SET EXERCISE
Return each line containing the string "name".

RECORD LIST
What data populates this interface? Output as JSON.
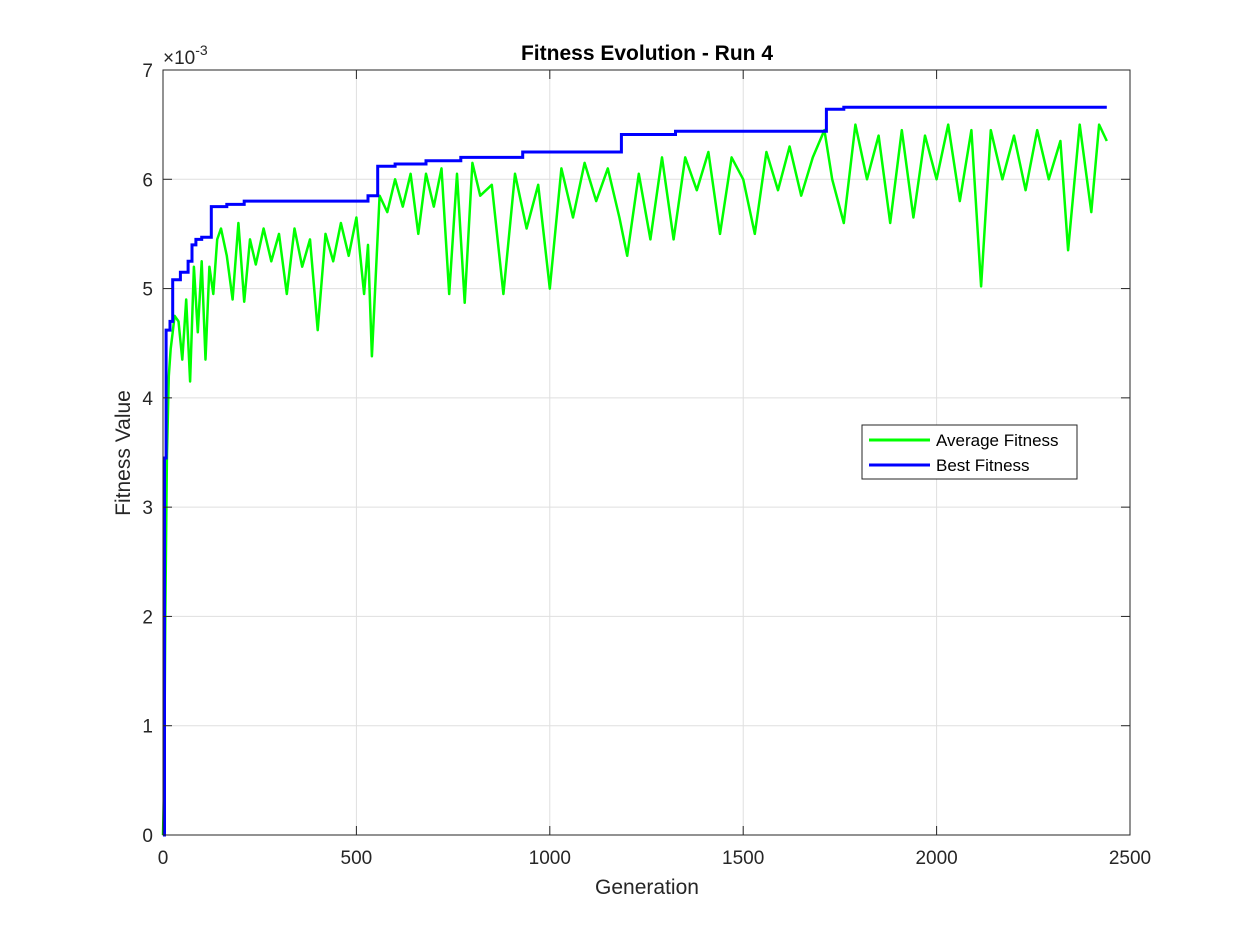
{
  "chart_data": {
    "type": "line",
    "title": "Fitness Evolution - Run 4",
    "xlabel": "Generation",
    "ylabel": "Fitness Value",
    "exponent_label": "×10",
    "exponent_power": "-3",
    "xlim": [
      0,
      2500
    ],
    "ylim": [
      0,
      7
    ],
    "xticks": [
      0,
      500,
      1000,
      1500,
      2000,
      2500
    ],
    "xtick_labels": [
      "0",
      "500",
      "1000",
      "1500",
      "2000",
      "2500"
    ],
    "yticks": [
      0,
      1,
      2,
      3,
      4,
      5,
      6,
      7
    ],
    "ytick_labels": [
      "0",
      "1",
      "2",
      "3",
      "4",
      "5",
      "6",
      "7"
    ],
    "grid": true,
    "legend_position": "right",
    "series": [
      {
        "name": "Average Fitness",
        "color": "#00ff00",
        "x": [
          0,
          3,
          6,
          10,
          15,
          20,
          25,
          30,
          40,
          50,
          60,
          70,
          80,
          90,
          100,
          110,
          120,
          130,
          140,
          150,
          165,
          180,
          195,
          210,
          225,
          240,
          260,
          280,
          300,
          320,
          340,
          360,
          380,
          400,
          420,
          440,
          460,
          480,
          500,
          520,
          530,
          540,
          560,
          580,
          600,
          620,
          640,
          660,
          680,
          700,
          720,
          740,
          760,
          780,
          800,
          820,
          850,
          880,
          910,
          940,
          970,
          1000,
          1030,
          1060,
          1090,
          1120,
          1150,
          1180,
          1200,
          1230,
          1260,
          1290,
          1320,
          1350,
          1380,
          1410,
          1440,
          1470,
          1500,
          1530,
          1560,
          1590,
          1620,
          1650,
          1680,
          1710,
          1730,
          1760,
          1790,
          1820,
          1850,
          1880,
          1910,
          1940,
          1970,
          2000,
          2030,
          2060,
          2090,
          2115,
          2140,
          2170,
          2200,
          2230,
          2260,
          2290,
          2320,
          2340,
          2370,
          2400,
          2420,
          2440
        ],
        "values": [
          0.0,
          0.5,
          2.0,
          3.45,
          4.2,
          4.45,
          4.6,
          4.75,
          4.7,
          4.35,
          4.9,
          4.15,
          5.2,
          4.6,
          5.25,
          4.35,
          5.2,
          4.95,
          5.45,
          5.55,
          5.3,
          4.9,
          5.6,
          4.88,
          5.45,
          5.22,
          5.55,
          5.25,
          5.5,
          4.95,
          5.55,
          5.2,
          5.45,
          4.62,
          5.5,
          5.25,
          5.6,
          5.3,
          5.65,
          4.95,
          5.4,
          4.38,
          5.85,
          5.7,
          6.0,
          5.75,
          6.05,
          5.5,
          6.05,
          5.75,
          6.1,
          4.95,
          6.05,
          4.87,
          6.15,
          5.85,
          5.95,
          4.95,
          6.05,
          5.55,
          5.95,
          5.0,
          6.1,
          5.65,
          6.15,
          5.8,
          6.1,
          5.65,
          5.3,
          6.05,
          5.45,
          6.2,
          5.45,
          6.2,
          5.9,
          6.25,
          5.5,
          6.2,
          6.0,
          5.5,
          6.25,
          5.9,
          6.3,
          5.85,
          6.2,
          6.45,
          6.0,
          5.6,
          6.5,
          6.0,
          6.4,
          5.6,
          6.45,
          5.65,
          6.4,
          6.0,
          6.5,
          5.8,
          6.45,
          5.02,
          6.45,
          6.0,
          6.4,
          5.9,
          6.45,
          6.0,
          6.35,
          5.35,
          6.5,
          5.7,
          6.5,
          6.35
        ]
      },
      {
        "name": "Best Fitness",
        "color": "#0000ff",
        "x": [
          0,
          4,
          8,
          18,
          25,
          45,
          65,
          75,
          85,
          100,
          125,
          140,
          165,
          210,
          230,
          530,
          555,
          600,
          680,
          770,
          930,
          1185,
          1325,
          1715,
          1760,
          2440
        ],
        "values": [
          0.0,
          3.45,
          4.62,
          4.7,
          5.08,
          5.15,
          5.25,
          5.4,
          5.45,
          5.47,
          5.75,
          5.75,
          5.77,
          5.8,
          5.8,
          5.85,
          6.12,
          6.14,
          6.17,
          6.2,
          6.25,
          6.41,
          6.44,
          6.64,
          6.66,
          6.66
        ]
      }
    ]
  }
}
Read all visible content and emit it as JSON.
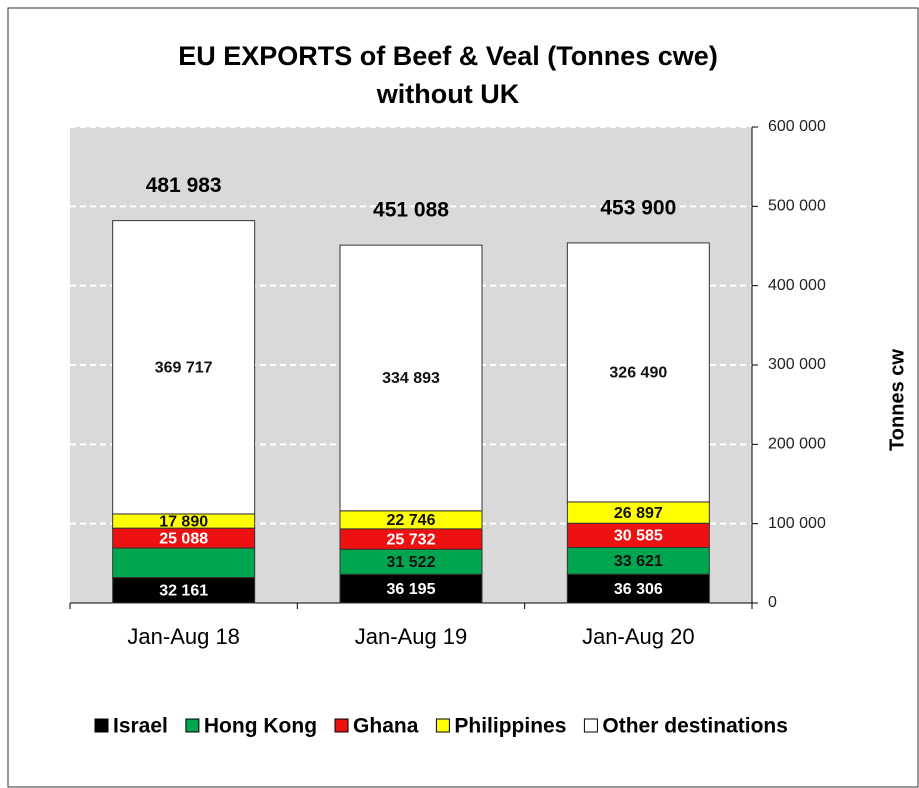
{
  "chart_data": {
    "type": "stacked_bar",
    "title": "EU EXPORTS of Beef & Veal (Tonnes cwe)",
    "subtitle": "without UK",
    "y_axis_label": "Tonnes cw",
    "categories": [
      "Jan-Aug 18",
      "Jan-Aug 19",
      "Jan-Aug 20"
    ],
    "series": [
      {
        "name": "Israel",
        "color": "#000000",
        "label_color": "#ffffff",
        "values": [
          32161,
          36195,
          36306
        ],
        "value_labels": [
          "32 161",
          "36 195",
          "36 306"
        ]
      },
      {
        "name": "Hong Kong",
        "color": "#00a550",
        "label_color": "#111111",
        "values": [
          37127,
          31522,
          33621
        ],
        "value_labels": [
          null,
          "31 522",
          "33 621"
        ]
      },
      {
        "name": "Ghana",
        "color": "#ee1111",
        "label_color": "#ffffff",
        "values": [
          25088,
          25732,
          30585
        ],
        "value_labels": [
          "25 088",
          "25 732",
          "30 585"
        ]
      },
      {
        "name": "Philippines",
        "color": "#ffff00",
        "label_color": "#111111",
        "values": [
          17890,
          22746,
          26897
        ],
        "value_labels": [
          "17 890",
          "22 746",
          "26 897"
        ]
      },
      {
        "name": "Other destinations",
        "color": "#ffffff",
        "label_color": "#111111",
        "values": [
          369717,
          334893,
          326490
        ],
        "value_labels": [
          "369 717",
          "334 893",
          "326 490"
        ]
      }
    ],
    "totals": [
      481983,
      451088,
      453900
    ],
    "total_labels": [
      "481 983",
      "451 088",
      "453 900"
    ],
    "ylim": [
      0,
      600000
    ],
    "yticks": [
      0,
      {
        "value": 100000,
        "label": "100 000"
      },
      {
        "value": 200000,
        "label": "200 000"
      },
      {
        "value": 300000,
        "label": "300 000"
      },
      {
        "value": 400000,
        "label": "400 000"
      },
      {
        "value": 500000,
        "label": "500 000"
      },
      {
        "value": 600000,
        "label": "600 000"
      }
    ],
    "grid": true,
    "legend": "bottom"
  }
}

ANSWER BELOW
        "name": "Average Fitness",
        "name": "Best Fitness",
        "name": "Israel",
        "name": "Hong Kong",
        "name": "Ghana",
        "name": "Philippines",
        "name": "Other destinations",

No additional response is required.